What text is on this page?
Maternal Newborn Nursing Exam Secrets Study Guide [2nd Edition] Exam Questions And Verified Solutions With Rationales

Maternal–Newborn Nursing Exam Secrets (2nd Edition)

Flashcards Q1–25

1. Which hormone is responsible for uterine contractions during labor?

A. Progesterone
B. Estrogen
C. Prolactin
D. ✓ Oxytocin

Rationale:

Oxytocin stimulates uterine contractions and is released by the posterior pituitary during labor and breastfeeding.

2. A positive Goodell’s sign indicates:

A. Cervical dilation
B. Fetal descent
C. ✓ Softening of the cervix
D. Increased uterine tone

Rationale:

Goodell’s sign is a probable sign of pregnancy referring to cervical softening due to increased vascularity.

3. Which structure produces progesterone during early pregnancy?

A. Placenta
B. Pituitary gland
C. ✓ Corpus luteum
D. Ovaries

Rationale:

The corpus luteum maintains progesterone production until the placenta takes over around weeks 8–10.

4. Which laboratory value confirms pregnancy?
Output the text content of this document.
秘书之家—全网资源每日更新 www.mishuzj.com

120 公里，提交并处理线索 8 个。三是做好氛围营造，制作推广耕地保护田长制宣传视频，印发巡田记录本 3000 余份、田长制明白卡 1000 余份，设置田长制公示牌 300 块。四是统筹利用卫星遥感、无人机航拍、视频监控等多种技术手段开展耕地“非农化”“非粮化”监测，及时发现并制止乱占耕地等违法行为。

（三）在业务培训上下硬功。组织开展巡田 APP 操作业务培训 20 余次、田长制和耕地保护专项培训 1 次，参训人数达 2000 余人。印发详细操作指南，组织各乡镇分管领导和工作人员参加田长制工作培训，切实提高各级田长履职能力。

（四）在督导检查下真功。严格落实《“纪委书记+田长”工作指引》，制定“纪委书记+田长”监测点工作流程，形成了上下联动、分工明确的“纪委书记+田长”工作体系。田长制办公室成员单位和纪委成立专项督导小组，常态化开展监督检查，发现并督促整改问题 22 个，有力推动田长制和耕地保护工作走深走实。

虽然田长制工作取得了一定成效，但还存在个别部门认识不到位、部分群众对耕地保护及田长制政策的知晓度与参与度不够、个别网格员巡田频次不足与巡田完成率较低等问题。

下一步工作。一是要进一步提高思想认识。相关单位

* GIVEN PROBLEM:
Set down all of the entries exactly, please.

* TASK RESPONSE:
What text is on this page?
Maternal Newborn Nursing Exam Secrets Study Guide [2nd Edition] Exam Questions And Verified Solutions With Rationales

Maternal–Newborn Nursing Exam Secrets (2nd Edition)

Flashcards Q1–25

1. Which hormone is responsible for uterine contractions during labor?

A. Progesterone
B. Estrogen
C. Prolactin
D. ✓ Oxytocin

Rationale:

Oxytocin stimulates uterine contractions and is released by the posterior pituitary during labor and breastfeeding.

2. A positive Goodell’s sign indicates:

A. Cervical dilation
B. Fetal descent
C. ✓ Softening of the cervix
D. Increased uterine tone

Rationale:

Goodell’s sign is a probable sign of pregnancy referring to cervical softening due to increased vascularity.

3. Which structure produces progesterone during early pregnancy?

A. Placenta
B. Pituitary gland
C. ✓ Corpus luteum
D. Ovaries

Rationale:

The corpus luteum maintains progesterone production until the placenta takes over around weeks 8–10.

4. Which laboratory value confirms pregnancy?
Output the text content of this document.
秘书之家—全网资源每日更新 www.mishuzj.com

120 公里，提交并处理线索 8 个。三是做好氛围营造，制作推广耕地保护田长制宣传视频，印发巡田记录本 3000 余份、田长制明白卡 1000 余份，设置田长制公示牌 300 块。四是统筹利用卫星遥感、无人机航拍、视频监控等多种技术手段开展耕地“非农化”“非粮化”监测，及时发现并制止乱占耕地等违法行为。

（三）在业务培训上下硬功。组织开展巡田 APP 操作业务培训 20 余次、田长制和耕地保护专项培训 1 次，参训人数达 2000 余人。印发详细操作指南，组织各乡镇分管领导和工作人员参加田长制工作培训，切实提高各级田长履职能力。

（四）在督导检查下真功。严格落实《“纪委书记+田长”工作指引》，制定“纪委书记+田长”监测点工作流程，形成了上下联动、分工明确的“纪委书记+田长”工作体系。田长制办公室成员单位和纪委成立专项督导小组，常态化开展监督检查，发现并督促整改问题 22 个，有力推动田长制和耕地保护工作走深走实。

虽然田长制工作取得了一定成效，但还存在个别部门认识不到位、部分群众对耕地保护及田长制政策的知晓度与参与度不够、个别网格员巡田频次不足与巡田完成率较低等问题。

下一步工作。一是要进一步提高思想认识。相关单位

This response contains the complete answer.